Quoted passage:

Levy reform plan would hurt many county school districts

Decisions on school finance in the next legislative session could dramatically hurt Snohomish County schools. The leading proposal provides more state salary allocations to urban areas than rural schools and allows urban schools far greater levy resources.

Senate Bill 6130 makes regional salary funding part of basic education to cover high cost urban areas. It also slashes levy equalization.

SB 6130 addresses the Washington state Supreme Court’s McCleary decision. The ruling bans use of local levies to fund “basic education” and requires the Legislature fulfill the constitutional “paramount duty of the state to make ample provisions for the education of all children within its borders.”

Poorer areas need levy equalization and equal state salary funding to remain competitive. Cutting equalization widens gaps in tax rates needed to raise local levies. Poorer districts need as much as ten times the rates of urban areas for comparable levy funding.

Rural areas also suffer greater teacher turnover. Higher salary funding in urban areas makes it worse.

SB 6130’s salary proposal contradicts research commissioned by the Legislature. The Compensation TWGroup extensively evaluated salary proposals and attrition. Its 2012 report “recommends continued implementation of a single statewide allocation schedule for all staffing categories with no regional adjustments,” stating “costs of hiring variances are not a state responsibility for basic education.”

Urban schools’ claims of greater difficulty retaining teachers contradict state and national research that shows wealthier areas have the least turnover while rural areas have the greatest. The Office of Financial Management, in a 2000 study, showed urban areas cost more, but found no evidence it led to higher attrition.

Urban areas don’t need salary supplements to retain teachers. Why make it part of “basic education”? Guaranteeing equal buying power isn’t a state responsibility. Getting a qualified teacher in every classroom is. Regional salary funding makes retaining teachers more difficult for rural schools.

Research shows teachers move for a greater chance of professional success in districts with less family poverty and greater resources. Higher levies in wealthier areas provide smaller classes, and more training, counselors, therapists and assistants to help teachers. SB 6130 leaves huge differences in levies.

What is being asked: Reproduce the entire commentary on levy reform word for word, from its title to its final sentence. The data that follows is separate material with no connection to the commentary on levy reform.

Extracted data:

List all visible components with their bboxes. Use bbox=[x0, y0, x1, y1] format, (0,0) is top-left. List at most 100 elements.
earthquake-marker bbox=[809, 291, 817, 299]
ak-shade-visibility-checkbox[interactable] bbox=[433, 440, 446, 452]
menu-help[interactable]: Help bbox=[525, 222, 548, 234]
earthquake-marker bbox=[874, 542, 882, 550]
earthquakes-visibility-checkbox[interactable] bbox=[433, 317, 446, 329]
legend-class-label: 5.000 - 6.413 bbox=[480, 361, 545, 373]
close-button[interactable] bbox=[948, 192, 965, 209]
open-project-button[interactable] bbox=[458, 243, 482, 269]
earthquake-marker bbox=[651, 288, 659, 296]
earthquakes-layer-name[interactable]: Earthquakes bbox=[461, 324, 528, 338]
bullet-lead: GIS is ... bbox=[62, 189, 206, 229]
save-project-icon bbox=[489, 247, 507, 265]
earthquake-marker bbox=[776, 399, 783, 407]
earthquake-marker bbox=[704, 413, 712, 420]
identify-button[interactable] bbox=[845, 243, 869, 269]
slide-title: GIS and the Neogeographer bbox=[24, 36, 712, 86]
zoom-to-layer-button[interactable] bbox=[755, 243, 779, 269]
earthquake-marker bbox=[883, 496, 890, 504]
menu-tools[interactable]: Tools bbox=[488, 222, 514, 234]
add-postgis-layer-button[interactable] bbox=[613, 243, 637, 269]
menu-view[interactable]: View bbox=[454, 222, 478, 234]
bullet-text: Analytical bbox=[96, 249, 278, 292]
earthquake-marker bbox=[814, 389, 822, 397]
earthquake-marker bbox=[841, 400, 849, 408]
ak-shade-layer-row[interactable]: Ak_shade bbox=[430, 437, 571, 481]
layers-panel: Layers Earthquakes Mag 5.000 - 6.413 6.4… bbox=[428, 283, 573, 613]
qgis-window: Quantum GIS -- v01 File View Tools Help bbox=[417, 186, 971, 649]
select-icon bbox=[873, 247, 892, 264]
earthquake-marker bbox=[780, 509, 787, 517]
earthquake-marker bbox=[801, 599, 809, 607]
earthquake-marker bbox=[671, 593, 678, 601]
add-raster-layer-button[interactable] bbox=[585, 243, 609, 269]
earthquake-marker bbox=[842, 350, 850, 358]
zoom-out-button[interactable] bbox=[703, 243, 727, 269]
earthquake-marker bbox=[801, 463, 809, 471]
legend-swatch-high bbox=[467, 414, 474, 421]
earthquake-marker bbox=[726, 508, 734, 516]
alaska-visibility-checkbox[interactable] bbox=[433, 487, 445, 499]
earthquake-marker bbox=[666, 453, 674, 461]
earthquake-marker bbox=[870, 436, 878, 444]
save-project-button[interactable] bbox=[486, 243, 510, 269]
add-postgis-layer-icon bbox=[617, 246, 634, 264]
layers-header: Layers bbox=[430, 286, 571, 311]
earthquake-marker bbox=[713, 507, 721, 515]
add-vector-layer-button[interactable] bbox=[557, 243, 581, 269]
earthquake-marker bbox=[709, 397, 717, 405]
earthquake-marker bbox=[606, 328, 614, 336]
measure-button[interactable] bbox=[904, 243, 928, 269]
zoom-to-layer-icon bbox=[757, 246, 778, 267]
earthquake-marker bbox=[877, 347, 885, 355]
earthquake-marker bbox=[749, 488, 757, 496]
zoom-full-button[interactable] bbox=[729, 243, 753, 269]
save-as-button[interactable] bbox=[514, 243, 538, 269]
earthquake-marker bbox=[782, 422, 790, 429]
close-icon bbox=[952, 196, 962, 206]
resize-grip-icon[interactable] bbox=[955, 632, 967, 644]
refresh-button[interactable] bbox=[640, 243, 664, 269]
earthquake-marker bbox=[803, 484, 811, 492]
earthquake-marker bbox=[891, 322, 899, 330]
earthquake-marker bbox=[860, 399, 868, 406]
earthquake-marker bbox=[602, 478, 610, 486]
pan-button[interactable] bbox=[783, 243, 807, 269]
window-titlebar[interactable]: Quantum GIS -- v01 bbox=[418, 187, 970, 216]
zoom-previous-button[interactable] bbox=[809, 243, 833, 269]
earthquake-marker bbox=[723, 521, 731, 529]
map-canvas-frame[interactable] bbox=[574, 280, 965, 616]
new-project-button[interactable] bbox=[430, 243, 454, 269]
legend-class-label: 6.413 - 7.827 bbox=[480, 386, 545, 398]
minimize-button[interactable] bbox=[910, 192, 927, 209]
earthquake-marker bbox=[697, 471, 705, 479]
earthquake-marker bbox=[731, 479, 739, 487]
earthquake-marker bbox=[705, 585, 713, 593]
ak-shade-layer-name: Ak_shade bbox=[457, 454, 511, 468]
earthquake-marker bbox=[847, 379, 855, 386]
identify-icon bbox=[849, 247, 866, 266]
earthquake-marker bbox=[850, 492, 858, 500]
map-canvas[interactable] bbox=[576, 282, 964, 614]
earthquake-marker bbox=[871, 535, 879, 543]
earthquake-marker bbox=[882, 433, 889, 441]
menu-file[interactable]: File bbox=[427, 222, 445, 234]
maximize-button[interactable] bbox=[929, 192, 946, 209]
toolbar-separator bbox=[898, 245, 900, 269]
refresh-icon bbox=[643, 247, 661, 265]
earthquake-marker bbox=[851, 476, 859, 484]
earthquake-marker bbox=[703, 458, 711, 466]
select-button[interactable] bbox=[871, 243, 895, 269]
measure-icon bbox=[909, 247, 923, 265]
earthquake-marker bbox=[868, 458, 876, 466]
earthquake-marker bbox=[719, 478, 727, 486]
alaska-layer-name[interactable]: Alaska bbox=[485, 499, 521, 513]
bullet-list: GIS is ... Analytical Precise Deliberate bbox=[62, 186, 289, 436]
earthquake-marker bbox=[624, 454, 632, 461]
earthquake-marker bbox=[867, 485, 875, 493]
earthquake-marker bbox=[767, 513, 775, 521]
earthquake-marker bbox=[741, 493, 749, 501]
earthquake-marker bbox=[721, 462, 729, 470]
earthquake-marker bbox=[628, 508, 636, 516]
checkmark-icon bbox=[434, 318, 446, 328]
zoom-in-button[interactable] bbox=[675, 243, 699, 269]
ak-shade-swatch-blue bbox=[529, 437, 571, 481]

Task response:
Levy reform plan would hurt many county school districts

Decisions on school finance in the next legislative session could dramatically hurt Snohomish County schools. The leading proposal provides more state salary allocations to urban areas than rural schools and allows urban schools far greater levy resources.

Senate Bill 6130 makes regional salary funding part of basic education to cover high cost urban areas. It also slashes levy equalization.

SB 6130 addresses the Washington state Supreme Court’s McCleary decision. The ruling bans use of local levies to fund “basic education” and requires the Legislature fulfill the constitutional “paramount duty of the state to make ample provisions for the education of all children within its borders.”

Poorer areas need levy equalization and equal state salary funding to remain competitive. Cutting equalization widens gaps in tax rates needed to raise local levies. Poorer districts need as much as ten times the rates of urban areas for comparable levy funding.

Rural areas also suffer greater teacher turnover. Higher salary funding in urban areas makes it worse.

SB 6130’s salary proposal contradicts research commissioned by the Legislature. The Compensation TWGroup extensively evaluated salary proposals and attrition. Its 2012 report “recommends continued implementation of a single statewide allocation schedule for all staffing categories with no regional adjustments,” stating “costs of hiring variances are not a state responsibility for basic education.”

Urban schools’ claims of greater difficulty retaining teachers contradict state and national research that shows wealthier areas have the least turnover while rural areas have the greatest. The Office of Financial Management, in a 2000 study, showed urban areas cost more, but found no evidence it led to higher attrition.

Urban areas don’t need salary supplements to retain teachers. Why make it part of “basic education”? Guaranteeing equal buying power isn’t a state responsibility. Getting a qualified teacher in every classroom is. Regional salary funding makes retaining teachers more difficult for rural schools.

Research shows teachers move for a greater chance of professional success in districts with less family poverty and greater resources. Higher levies in wealthier areas provide smaller classes, and more training, counselors, therapists and assistants to help teachers. SB 6130 leaves huge differences in levies.